*Stated exercise 1*
From the entries, extract everything from the line containing "18, 180, 37]" down to the line containing "chevron-up-icon: ⌃ [168, 249, 179, 263]", including both of those lines, and reproduce them without any change.

---

I would not enter on my list of friends
(Though graced with polished manners and fine sense,
Yet wanting sensibility) the man
Who needlessly sets foot upon a worm.

Of Cowper's sentimentalism (to use the word in a neutral sense), part flowed from his own temperament, part was Evangelical, but part belonged to an element which was European, which produced the Nouvelle Heloise and the Sorrows of Werther, and which was found among the Jacobins in sinister companionship with the cruel frenzy of the Revolution. Cowper shows us several times that he had been a reader of Rousseau, nor did he fail to produce in his time a measure of the same effect which Rousseau produced; though there have been so many sentimentalists since, and the vein has been so much worked, that it is difficult to carry ourselves back in imagination to the day in which Parisian ladies could forego balls to read the Nouvelle Heloise, or the stony heart of people of the world could be melted by The Task.

In his versification, as in his descriptions, Cowper flattered himself that he imitated no one. But he manifestly imitates the softer passages of Milton, whose music he compares in a rapturous passage of one of his letters to that of a fine organ. To produce melody and variety, he, like Milton, avails himself fully of all the resources of a composite language. Blank verse confined to short Anglo-Saxon words is apt to strike the ear, not like the swell of an organ, but like the tinkle of a musical-box.

---

*Stated exercise 2*
In the passage on Cowper, switch "Jacobins" to "Girondins" and give everything from "Of Cowper's sentimentalism" down to "by The Task." again with that change.

(Some entries)
---

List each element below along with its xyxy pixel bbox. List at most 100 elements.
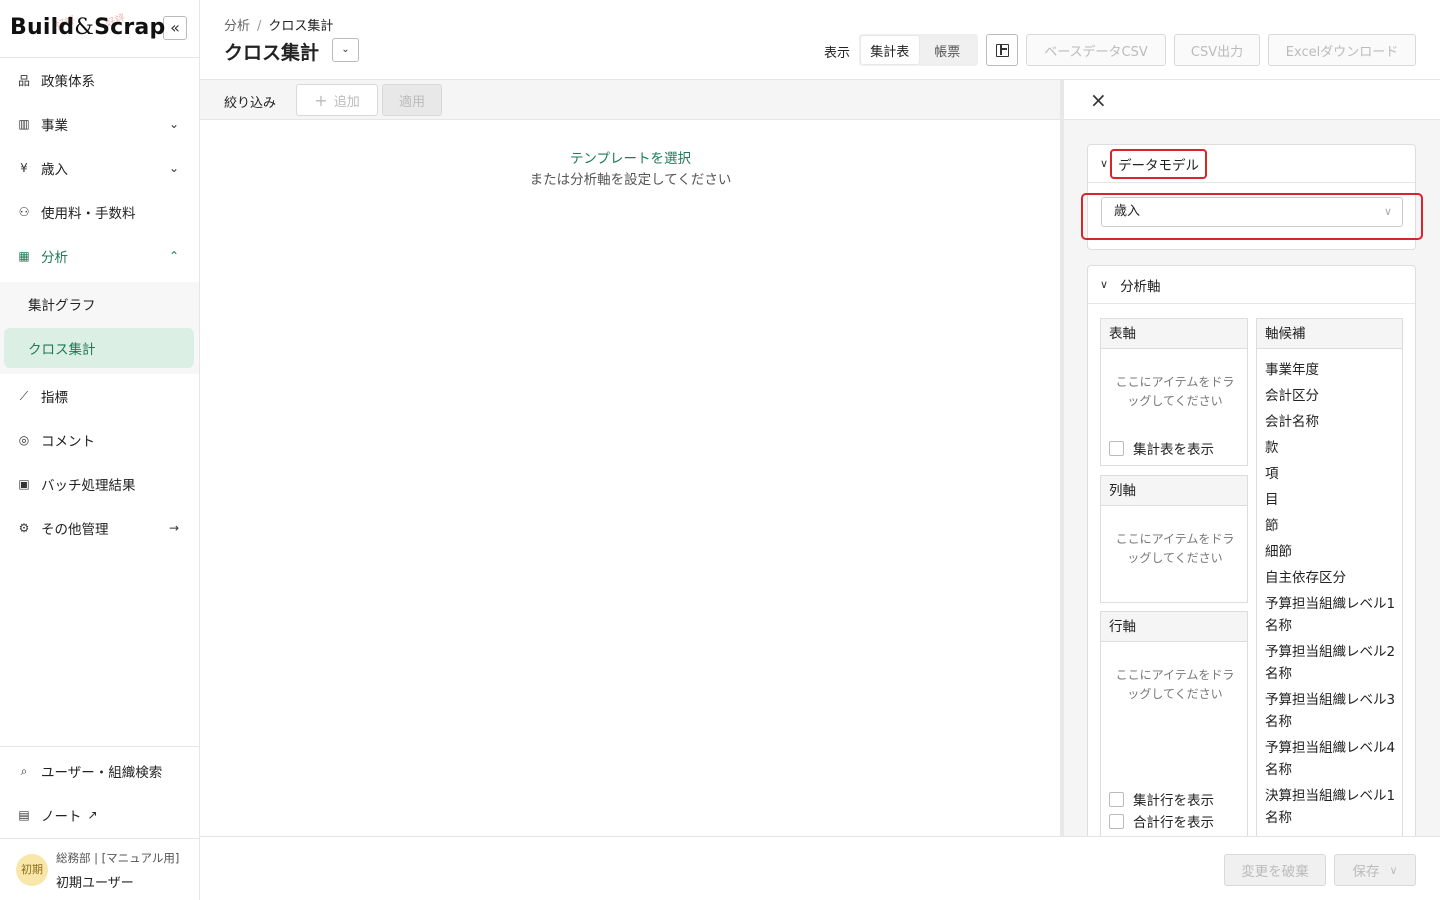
double-chevron-left-icon: « [170, 18, 180, 37]
template-dropdown-button[interactable]: ⌄ [332, 38, 359, 62]
axis-candidate-item[interactable]: 款 [1265, 435, 1402, 461]
axis-candidate-item[interactable]: 自主依存区分 [1265, 565, 1402, 591]
axis-candidate-item[interactable]: 会計名称 [1265, 409, 1402, 435]
terminal-icon: ▣ [18, 477, 30, 491]
csv-export-button[interactable]: CSV出力 [1174, 34, 1260, 66]
sidebar-item-analysis[interactable]: ▦ 分析 ⌃ [0, 238, 199, 274]
sidebar-item-comments[interactable]: ◎ コメント [0, 422, 199, 458]
axis-candidate-item[interactable]: 予算担当組織レベル1名称 [1265, 591, 1402, 639]
chevron-down-icon: ∨ [1100, 157, 1109, 170]
sidebar-item-notes[interactable]: ▤ ノート ↗ [0, 797, 199, 833]
analysis-axis-header[interactable]: ∨ 分析軸 [1088, 266, 1415, 304]
sidebar-item-policy[interactable]: 品 政策体系 [0, 62, 199, 98]
axis-candidates-title: 軸候補 [1257, 319, 1402, 349]
sidebar-subitem-cross-tab[interactable]: クロス集計 [4, 328, 194, 368]
chevron-up-icon: ⌃ [168, 249, 179, 263]
checkbox-box [1109, 813, 1124, 829]
sidebar-item-label: その他管理 [41, 522, 109, 538]
chevron-down-icon: ⌄ [341, 44, 350, 55]
axis-candidate-item[interactable]: 事業年度 [1265, 357, 1402, 383]
discard-changes-button[interactable]: 変更を破棄 [1224, 854, 1326, 886]
user-name: 初期ユーザー [56, 876, 134, 891]
row-axis-title: 行軸 [1101, 612, 1247, 642]
user-profile[interactable]: 初期 総務部 | [マニュアル用] 初期ユーザー [0, 838, 199, 900]
gear-icon: ⚙ [18, 521, 30, 535]
save-button[interactable]: 保存 ∨ [1334, 854, 1416, 886]
drop-hint: ここにアイテムをドラッグしてください [1115, 532, 1235, 565]
sidebar-item-other-admin[interactable]: ⚙ その他管理 → [0, 510, 199, 546]
show-summary-table-checkbox[interactable]: 集計表を表示 [1109, 438, 1214, 458]
page-footer: 変更を破棄 保存 ∨ [200, 836, 1440, 900]
apply-filter-button[interactable]: 適用 [382, 84, 442, 116]
sidebar-item-revenue[interactable]: ¥ 歳入 ⌄ [0, 150, 199, 186]
breadcrumb-item-analysis[interactable]: 分析 [224, 19, 250, 34]
axis-candidate-item[interactable]: 予算担当組織レベル2名称 [1265, 639, 1402, 687]
sidebar-item-label: コメント [41, 434, 95, 450]
sidebar-item-label: 集計グラフ [28, 298, 96, 314]
table-axis-title: 表軸 [1101, 319, 1247, 349]
column-axis-dropzone[interactable]: 列軸 ここにアイテムをドラッグしてください [1100, 475, 1248, 603]
sidebar-item-label: 事業 [41, 118, 68, 134]
external-link-icon: ↗ [87, 808, 98, 822]
sidebar-item-label: 政策体系 [41, 74, 95, 90]
sidebar-subitem-aggregate-graph[interactable]: 集計グラフ [4, 284, 194, 324]
sidebar-item-batch-results[interactable]: ▣ バッチ処理結果 [0, 466, 199, 502]
axis-candidate-item[interactable]: 細節 [1265, 539, 1402, 565]
sidebar-item-projects[interactable]: ▥ 事業 ⌄ [0, 106, 199, 142]
data-model-title: データモデル [1110, 148, 1208, 179]
axis-candidate-item[interactable]: 会計区分 [1265, 383, 1402, 409]
row-axis-dropzone[interactable]: 行軸 ここにアイテムをドラッグしてください 集計行を表示 合計行を表示 [1100, 611, 1248, 836]
book-icon: ▤ [18, 808, 30, 822]
toggle-panel-button[interactable] [986, 34, 1018, 66]
add-filter-label: 追加 [333, 94, 360, 110]
highlight-box [1081, 193, 1423, 240]
sidebar-item-label: 分析 [41, 250, 68, 266]
axis-candidate-item[interactable]: 項 [1265, 461, 1402, 487]
data-model-header[interactable]: ∨ データモデル [1088, 145, 1415, 183]
sidebar-item-fees[interactable]: ⚇ 使用料・手数料 [0, 194, 199, 230]
breadcrumb-separator: / [257, 19, 262, 34]
sidebar-item-label: バッチ処理結果 [41, 478, 136, 494]
axis-candidates: 事業年度 会計区分 会計名称款項目節細節 自主依存区分 予算担当組織レベル1名称 予算担当… [1265, 357, 1402, 836]
sidebar: 好評 好評 Build&Scrap « 品 政策体系 ▥ 事業 ⌄ ¥ 歳入 ⌄… [0, 0, 200, 900]
app-logo[interactable]: 好評 好評 Build&Scrap [10, 10, 165, 46]
add-filter-button[interactable]: + 追加 [296, 84, 378, 116]
display-label: 表示 [824, 46, 851, 61]
collapse-sidebar-button[interactable]: « [163, 16, 187, 40]
show-subtotal-rows-checkbox[interactable]: 集計行を表示 [1109, 789, 1214, 809]
axis-candidate-item[interactable]: 目 [1265, 487, 1402, 513]
sidebar-item-label: ノート [41, 809, 82, 825]
page-title: クロス集計 [224, 42, 320, 64]
analysis-icon: ▦ [18, 249, 30, 263]
base-data-csv-button[interactable]: ベースデータCSV [1026, 34, 1166, 66]
axis-candidate-item[interactable]: 予算担当組織レベル3名称 [1265, 687, 1402, 735]
checkbox-box [1109, 791, 1124, 807]
plus-icon: + [314, 90, 328, 110]
analysis-axis-title: 分析軸 [1120, 278, 1161, 295]
trend-line-icon: ⟋ [19, 388, 29, 403]
avatar: 初期 [16, 854, 48, 886]
display-option-report[interactable]: 帳票 [919, 36, 977, 64]
excel-download-button[interactable]: Excelダウンロード [1268, 34, 1416, 66]
logo-text: Build [10, 15, 75, 40]
close-icon[interactable]: × [1090, 88, 1107, 112]
panel-toolbar: × [1064, 80, 1440, 120]
breadcrumb: 分析 / クロス集計 [224, 15, 333, 34]
checkbox-label: 集計行を表示 [1133, 793, 1214, 809]
sidebar-item-user-search[interactable]: ⌕ ユーザー・組織検索 [0, 753, 199, 789]
axis-candidate-item[interactable]: 決算担当組織レベル1名称 [1265, 783, 1402, 831]
chevron-down-icon: ∨ [1389, 863, 1398, 877]
sidebar-item-indicators[interactable]: ⟋ 指標 [0, 378, 199, 414]
select-template-link[interactable]: テンプレートを選択 [200, 147, 1061, 167]
axis-candidate-item[interactable]: 予算担当組織レベル4名称 [1265, 735, 1402, 783]
axis-candidate-item[interactable]: 節 [1265, 513, 1402, 539]
settings-panel: × ∨ データモデル 歳入 ∨ ∨ 分析軸 表軸 ここにアイテムをドラッグしてく… [1064, 80, 1440, 836]
chevron-down-icon: ⌄ [168, 161, 179, 175]
arrow-right-icon: → [168, 521, 179, 535]
display-option-summary-table[interactable]: 集計表 [861, 36, 919, 64]
checkbox-box [1109, 440, 1124, 456]
analysis-axis-card: ∨ 分析軸 表軸 ここにアイテムをドラッグしてください 集計表を表示 列軸 ここ… [1087, 265, 1416, 836]
table-axis-dropzone[interactable]: 表軸 ここにアイテムをドラッグしてください 集計表を表示 [1100, 318, 1248, 466]
show-total-rows-checkbox[interactable]: 合計行を表示 [1109, 811, 1214, 831]
chevron-down-icon: ∨ [1100, 278, 1109, 291]
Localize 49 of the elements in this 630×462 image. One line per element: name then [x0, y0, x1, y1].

---

*Exercise response 1*
double-chevron-left-icon: « [170, 18, 180, 37]
template-dropdown-button[interactable]: ⌄ [332, 38, 359, 62]
axis-candidate-item[interactable]: 款 [1265, 435, 1402, 461]
axis-candidate-item[interactable]: 自主依存区分 [1265, 565, 1402, 591]
axis-candidate-item[interactable]: 会計名称 [1265, 409, 1402, 435]
terminal-icon: ▣ [18, 477, 30, 491]
csv-export-button[interactable]: CSV出力 [1174, 34, 1260, 66]
sidebar-item-analysis[interactable]: ▦ 分析 ⌃ [0, 238, 199, 274]
sidebar-item-comments[interactable]: ◎ コメント [0, 422, 199, 458]
axis-candidate-item[interactable]: 予算担当組織レベル1名称 [1265, 591, 1402, 639]
chevron-down-icon: ∨ [1100, 157, 1109, 170]
sidebar-item-notes[interactable]: ▤ ノート ↗ [0, 797, 199, 833]
analysis-axis-header[interactable]: ∨ 分析軸 [1088, 266, 1415, 304]
sidebar-item-policy[interactable]: 品 政策体系 [0, 62, 199, 98]
axis-candidates-title: 軸候補 [1257, 319, 1402, 349]
sidebar-subitem-cross-tab[interactable]: クロス集計 [4, 328, 194, 368]
chevron-up-icon: ⌃ [168, 249, 179, 263]

*Exercise response 2*
Of Cowper's sentimentalism (to use the word in a neutral sense), part flowed from his own temperament, part was Evangelical, but part belonged to an element which was European, which produced the Nouvelle Heloise and the Sorrows of Werther, and which was found among the Girondins in sinister companionship with the cruel frenzy of the Revolution. Cowper shows us several times that he had been a reader of Rousseau, nor did he fail to produce in his time a measure of the same effect which Rousseau produced; though there have been so many sentimentalists since, and the vein has been so much worked, that it is difficult to carry ourselves back in imagination to the day in which Parisian ladies could forego balls to read the Nouvelle Heloise, or the stony heart of people of the world could be melted by The Task.